··· Stored records

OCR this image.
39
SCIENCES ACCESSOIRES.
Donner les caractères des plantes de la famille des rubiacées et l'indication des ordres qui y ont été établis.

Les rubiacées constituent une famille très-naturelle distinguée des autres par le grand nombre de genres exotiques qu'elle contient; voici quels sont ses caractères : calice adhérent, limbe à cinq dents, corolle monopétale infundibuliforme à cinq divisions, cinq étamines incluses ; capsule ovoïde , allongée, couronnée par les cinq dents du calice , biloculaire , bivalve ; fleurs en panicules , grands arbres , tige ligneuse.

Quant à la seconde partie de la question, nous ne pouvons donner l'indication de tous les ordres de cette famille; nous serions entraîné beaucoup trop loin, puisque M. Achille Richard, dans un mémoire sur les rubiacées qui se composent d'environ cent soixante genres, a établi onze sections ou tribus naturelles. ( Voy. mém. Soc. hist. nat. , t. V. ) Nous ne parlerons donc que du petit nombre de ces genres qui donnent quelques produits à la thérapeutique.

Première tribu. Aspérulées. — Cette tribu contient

······

■ Task
Repeat the material word for word, in full.

■ Response for this exercise
OCR this image.
39
SCIENCES ACCESSOIRES.
Donner les caractères des plantes de la famille des rubiacées et l'indication des ordres qui y ont été établis.

Les rubiacées constituent une famille très-naturelle distinguée des autres par le grand nombre de genres exotiques qu'elle contient; voici quels sont ses caractères : calice adhérent, limbe à cinq dents, corolle monopétale infundibuliforme à cinq divisions, cinq étamines incluses ; capsule ovoïde , allongée, couronnée par les cinq dents du calice , biloculaire , bivalve ; fleurs en panicules , grands arbres , tige ligneuse.

Quant à la seconde partie de la question, nous ne pouvons donner l'indication de tous les ordres de cette famille; nous serions entraîné beaucoup trop loin, puisque M. Achille Richard, dans un mémoire sur les rubiacées qui se composent d'environ cent soixante genres, a établi onze sections ou tribus naturelles. ( Voy. mém. Soc. hist. nat. , t. V. ) Nous ne parlerons donc que du petit nombre de ces genres qui donnent quelques produits à la thérapeutique.

Première tribu. Aspérulées. — Cette tribu contient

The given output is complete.